§ Your task
Report all lines from the entries below in which "like" appears.
↓
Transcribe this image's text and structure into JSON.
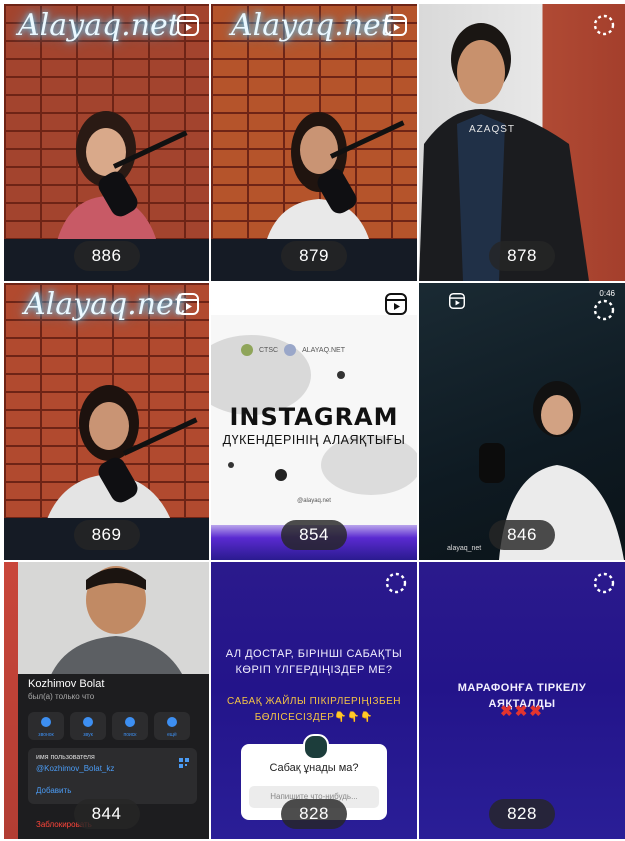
{
  "tiles": [
    {
      "views": "886",
      "neon": "Alayaq.net"
    },
    {
      "views": "879",
      "neon": "Alayaq.net"
    },
    {
      "views": "878",
      "shirt_text": "AZAQST"
    },
    {
      "views": "869",
      "neon": "Alayaq.net"
    },
    {
      "views": "854",
      "logos_text": "CTSC",
      "logos_text2": "ALAYAQ.NET",
      "title": "INSTAGRAM",
      "subtitle": "ДҮКЕНДЕРІНІҢ АЛАЯҚТЫҒЫ",
      "handle": "@alayaq.net"
    },
    {
      "views": "846",
      "timer": "0:46",
      "watermark": "alayaq_net"
    },
    {
      "views": "844",
      "name": "Kozhimov Bolat",
      "status": "был(а) только что",
      "buttons": [
        "звонок",
        "звук",
        "поиск",
        "ещё"
      ],
      "info_label": "имя пользователя",
      "username": "@Kozhimov_Bolat_kz",
      "add": "Добавить",
      "block": "Заблокировать"
    },
    {
      "views": "828",
      "line1": "АЛ ДОСТАР, БІРІНШІ САБАҚТЫ",
      "line2": "КӨРІП ҮЛГЕРДІҢІЗДЕР МЕ?",
      "line3": "САБАҚ ЖАЙЛЫ ПІКІРЛЕРІҢІЗБЕН",
      "line4": "БӨЛІСЕСІЗДЕР👇👇👇",
      "poll_question": "Сабақ ұнады ма?",
      "poll_placeholder": "Напишите что-нибудь..."
    },
    {
      "views": "828",
      "headline": "МАРАФОНҒА ТІРКЕЛУ АЯҚТАЛДЫ",
      "marks": "✖✖✖"
    }
  ],
  "colors": {
    "brick": "#9a3b2a",
    "blue": "#2b1a8c",
    "badge": "#262626"
  },
  "icons": [
    "reels-icon",
    "loading-icon"
  ]
}
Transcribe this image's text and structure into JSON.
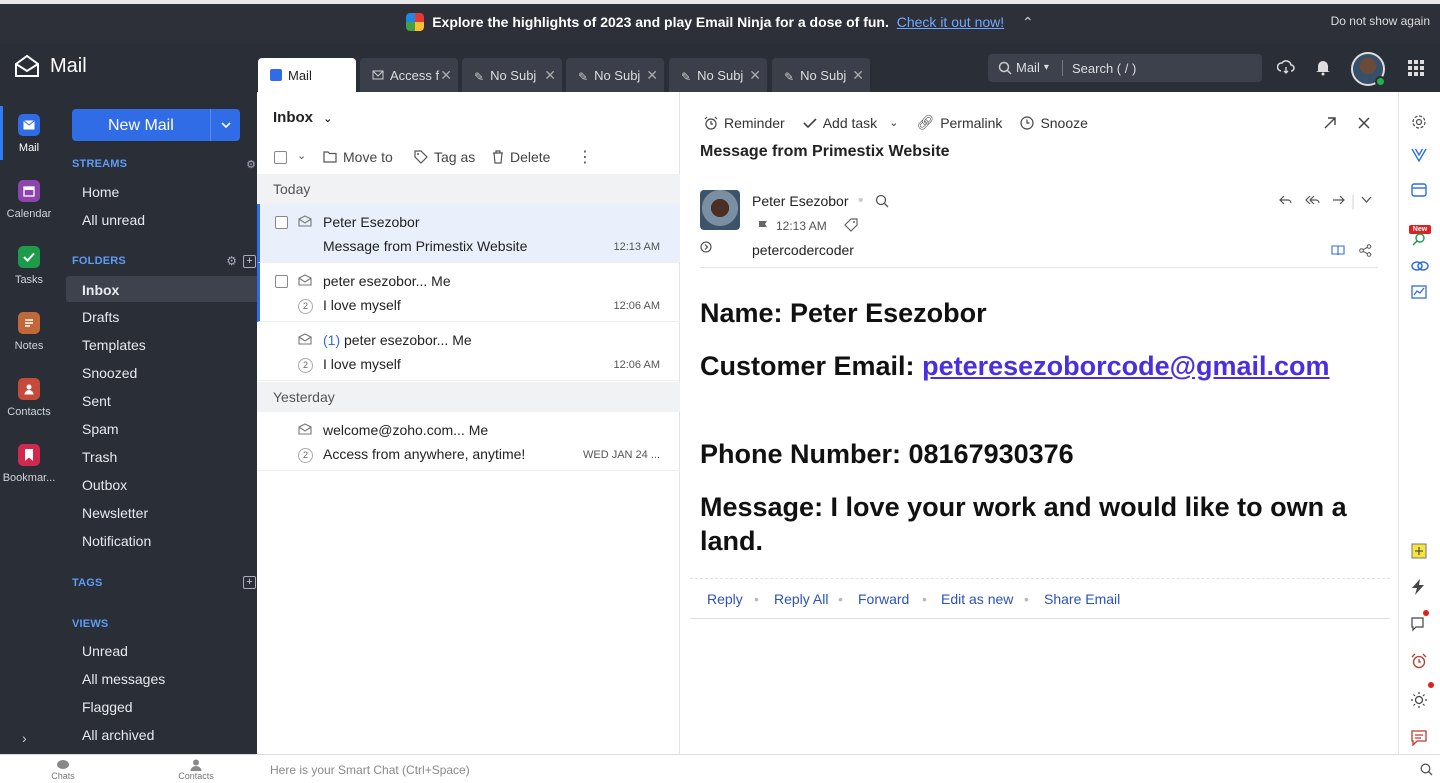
{
  "banner": {
    "text": "Explore the highlights of 2023 and play Email Ninja for a dose of fun.",
    "link": "Check it out now!",
    "dismiss": "Do not show again"
  },
  "app": {
    "title": "Mail"
  },
  "tabs": [
    {
      "label": "Mail",
      "icon": "mail-icon",
      "active": true
    },
    {
      "label": "Access f",
      "icon": "envelope-icon"
    },
    {
      "label": "No Subj",
      "icon": "pencil-icon"
    },
    {
      "label": "No Subj",
      "icon": "pencil-icon"
    },
    {
      "label": "No Subj",
      "icon": "pencil-icon"
    },
    {
      "label": "No Subj",
      "icon": "pencil-icon"
    }
  ],
  "search": {
    "scope": "Mail",
    "placeholder": "Search ( / )"
  },
  "rail": {
    "mail": "Mail",
    "calendar": "Calendar",
    "tasks": "Tasks",
    "notes": "Notes",
    "contacts": "Contacts",
    "bookmarks": "Bookmar..."
  },
  "sidebar": {
    "new_mail": "New Mail",
    "streams_heading": "STREAMS",
    "streams": [
      "Home",
      "All unread"
    ],
    "folders_heading": "FOLDERS",
    "folders": [
      "Inbox",
      "Drafts",
      "Templates",
      "Snoozed",
      "Sent",
      "Spam",
      "Trash",
      "Outbox",
      "Newsletter",
      "Notification"
    ],
    "tags_heading": "TAGS",
    "views_heading": "VIEWS",
    "views": [
      "Unread",
      "All messages",
      "Flagged",
      "All archived"
    ]
  },
  "list": {
    "title": "Inbox",
    "toolbar": {
      "move": "Move to",
      "tag": "Tag as",
      "delete": "Delete"
    },
    "groups": {
      "today": "Today",
      "yesterday": "Yesterday"
    },
    "messages": [
      {
        "from": "Peter Esezobor",
        "subject": "Message from Primestix Website",
        "time": "12:13 AM"
      },
      {
        "from": "peter esezobor... Me",
        "subject": "I love myself",
        "time": "12:06 AM",
        "count": "2"
      },
      {
        "thread": "(1)",
        "from": "peter esezobor... Me",
        "subject": "I love myself",
        "time": "12:06 AM",
        "count": "2"
      },
      {
        "from": "welcome@zoho.com... Me",
        "subject": "Access from anywhere, anytime!",
        "time": "WED JAN 24 ...",
        "count": "2"
      }
    ]
  },
  "reader": {
    "actions": {
      "reminder": "Reminder",
      "add_task": "Add task",
      "permalink": "Permalink",
      "snooze": "Snooze"
    },
    "subject": "Message from Primestix Website",
    "sender": {
      "name": "Peter Esezobor",
      "time": "12:13 AM",
      "to": "petercodercoder"
    },
    "body": {
      "name": "Name: Peter Esezobor",
      "email_label": "Customer Email:",
      "email": "peteresezoborcode@gmail.com",
      "phone": "Phone Number: 08167930376",
      "message_line1": "Message: I love your work and would like to own a",
      "message_line2": "land."
    },
    "reply_actions": [
      "Reply",
      "Reply All",
      "Forward",
      "Edit as new",
      "Share Email"
    ]
  },
  "bottom": {
    "chats": "Chats",
    "contacts": "Contacts",
    "smartchat": "Here is your Smart Chat (Ctrl+Space)"
  },
  "right_strip": {
    "new_badge": "New"
  },
  "colors": {
    "accent": "#2f6ce5",
    "dark": "#2a2e37",
    "banner_red": "#d9211c",
    "link": "#4a2fe0"
  }
}
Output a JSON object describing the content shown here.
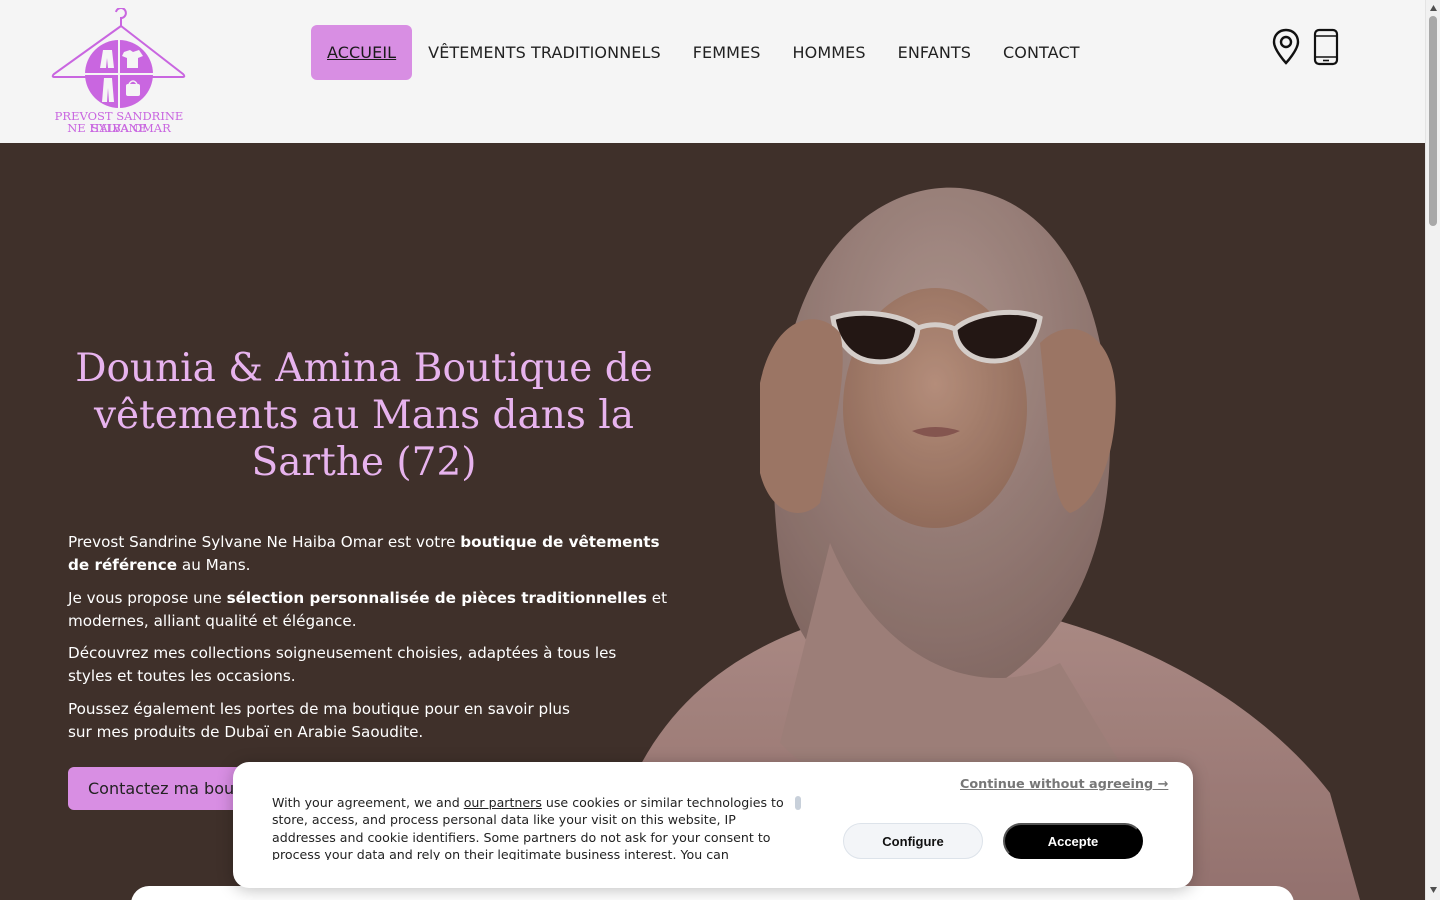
{
  "brand": {
    "line1": "PREVOST SANDRINE SYLVANE",
    "line2": "NE HAIBA OMAR",
    "color": "#c966e0"
  },
  "nav": {
    "items": [
      {
        "label": "ACCUEIL",
        "active": true
      },
      {
        "label": "VÊTEMENTS TRADITIONNELS"
      },
      {
        "label": "FEMMES"
      },
      {
        "label": "HOMMES"
      },
      {
        "label": "ENFANTS"
      },
      {
        "label": "CONTACT"
      }
    ],
    "active_color": "#d88ee3"
  },
  "header_icons": [
    "map-pin-icon",
    "mobile-phone-icon"
  ],
  "hero": {
    "title": "Dounia & Amina Boutique de vêtements au Mans dans la Sarthe (72)",
    "p1": {
      "a": "Prevost Sandrine Sylvane Ne Haiba Omar est votre ",
      "b": "boutique de vêtements de référence",
      "c": " au Mans."
    },
    "p2": {
      "a": "Je vous propose une ",
      "b": "sélection personnalisée de pièces traditionnelles",
      "c": " et modernes, alliant qualité et élégance."
    },
    "p3": "Découvrez mes collections soigneusement choisies, adaptées à tous les styles et toutes les occasions.",
    "p4a": "Poussez également les portes de ma boutique pour en savoir plus",
    "p4b": "sur mes produits de Dubaï en Arabie Saoudite.",
    "cta": "Contactez ma boutique",
    "background": "#3f302b",
    "title_color": "#e7b3ee"
  },
  "cookie": {
    "text_before": "With your agreement, we and ",
    "partners_link": "our partners",
    "text_after": " use cookies or similar technologies to store, access, and process personal data like your visit on this website, IP addresses and cookie identifiers. Some partners do not ask for your consent to process your data and rely on their legitimate business interest. You can",
    "continue": "Continue without agreeing →",
    "configure": "Configure",
    "accept": "Accepte"
  }
}
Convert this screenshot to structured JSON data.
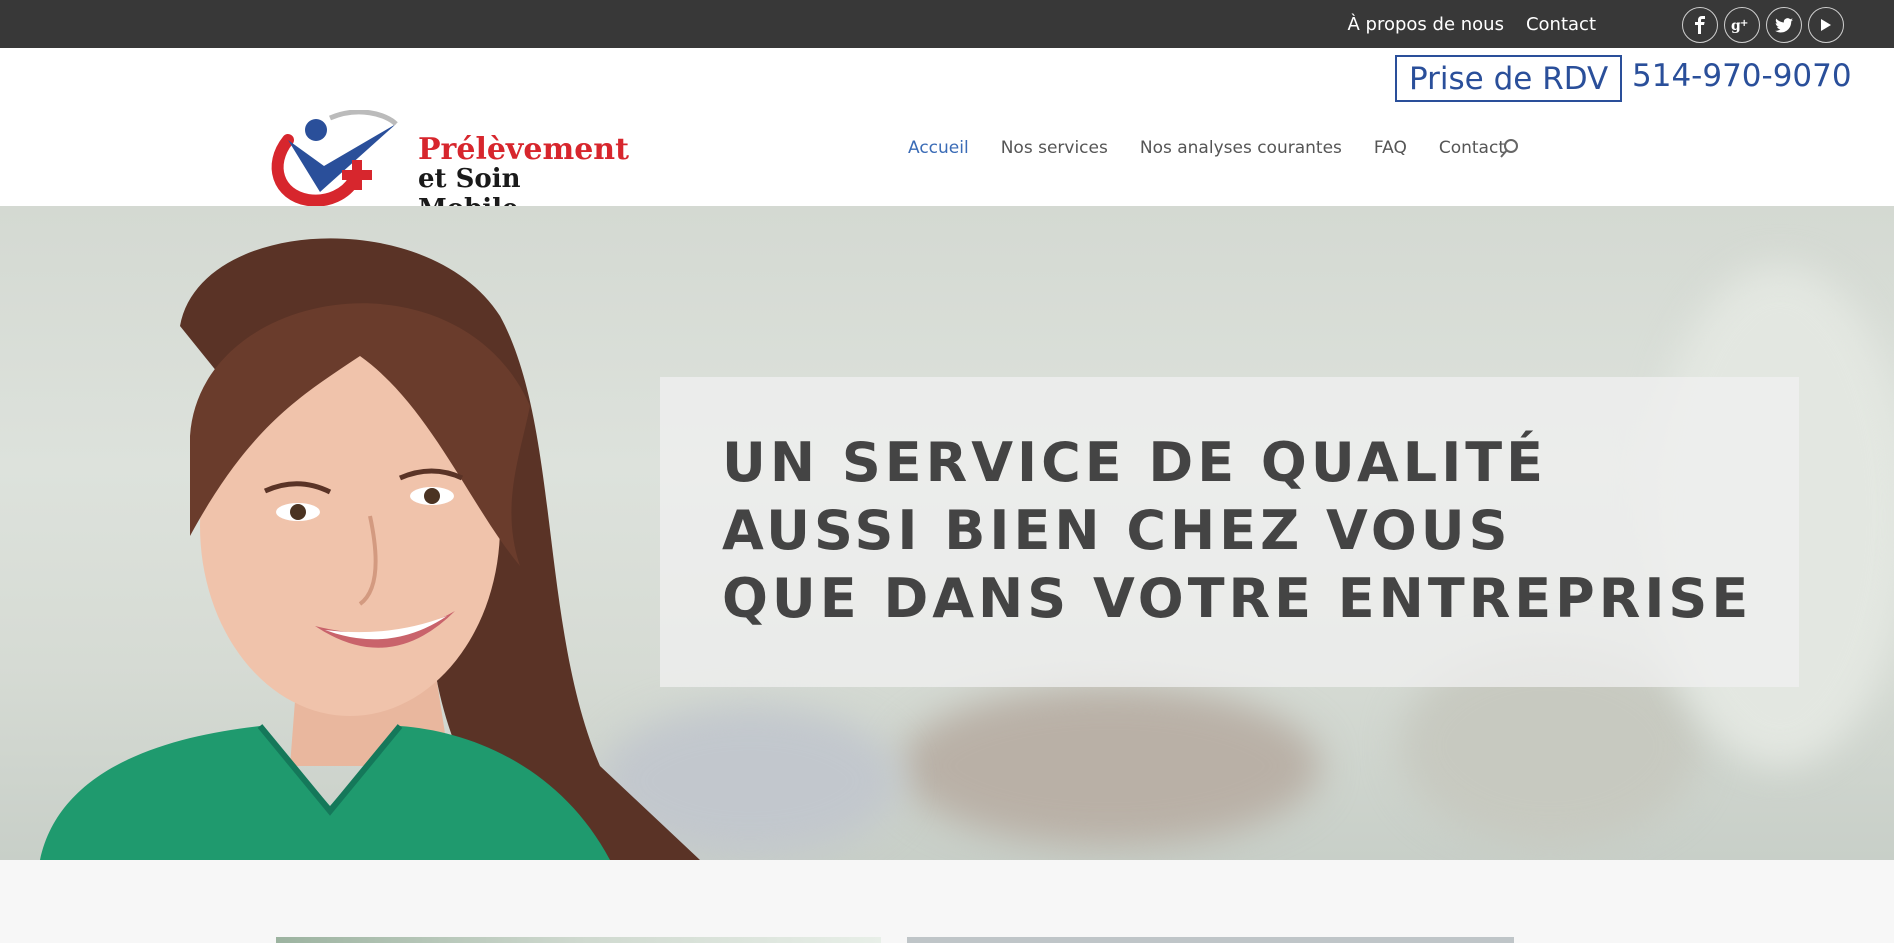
{
  "topbar": {
    "links": [
      "À propos de nous",
      "Contact"
    ],
    "social": [
      {
        "icon": "facebook-icon",
        "glyph": "f"
      },
      {
        "icon": "google-plus-icon",
        "glyph": "g+"
      },
      {
        "icon": "twitter-icon",
        "glyph": "t"
      },
      {
        "icon": "youtube-icon",
        "glyph": "▶"
      }
    ]
  },
  "header": {
    "rdv_label": "Prise de RDV",
    "phone": "514-970-9070",
    "logo": {
      "line1": "Prélèvement",
      "line2": "et Soin Mobile"
    },
    "nav": [
      "Accueil",
      "Nos services",
      "Nos analyses courantes",
      "FAQ",
      "Contact"
    ],
    "active_nav": "Accueil"
  },
  "hero": {
    "lines": [
      "UN SERVICE DE QUALITÉ",
      "AUSSI BIEN CHEZ VOUS",
      "QUE DANS VOTRE ENTREPRISE"
    ]
  },
  "colors": {
    "topbar": "#383838",
    "accent_blue": "#2a4f9a",
    "nav_active": "#3a6bb6",
    "logo_red": "#d7262d",
    "scrubs_green": "#1f9a6e"
  }
}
↑
§ Written solution
      "message_line1": "Message: I love your work and would like to own a",
    "text_after": " use cookies or similar technologies to store, access, and process personal data like your visit on this website, IP addresses and cookie identifiers. Some partners do not ask for your consent to process your data and rely on their legitimate business interest. You can",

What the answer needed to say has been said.